* [What the task requires]
Would you quote every entry exactly, dropping only the pictures?
Begin
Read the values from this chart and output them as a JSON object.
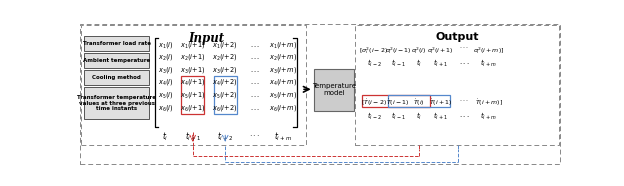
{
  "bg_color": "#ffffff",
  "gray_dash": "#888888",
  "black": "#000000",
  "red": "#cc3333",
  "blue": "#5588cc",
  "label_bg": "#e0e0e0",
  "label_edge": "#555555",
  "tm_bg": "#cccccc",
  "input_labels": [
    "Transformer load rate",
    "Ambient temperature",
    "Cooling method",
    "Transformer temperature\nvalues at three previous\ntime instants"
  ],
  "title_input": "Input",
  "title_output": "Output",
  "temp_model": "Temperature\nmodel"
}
End
* [Task output]
Read the values from this chart and output them as a JSON object.
{
  "bg_color": "#ffffff",
  "gray_dash": "#888888",
  "black": "#000000",
  "red": "#cc3333",
  "blue": "#5588cc",
  "label_bg": "#e0e0e0",
  "label_edge": "#555555",
  "tm_bg": "#cccccc",
  "input_labels": [
    "Transformer load rate",
    "Ambient temperature",
    "Cooling method",
    "Transformer temperature\nvalues at three previous\ntime instants"
  ],
  "title_input": "Input",
  "title_output": "Output",
  "temp_model": "Temperature\nmodel"
}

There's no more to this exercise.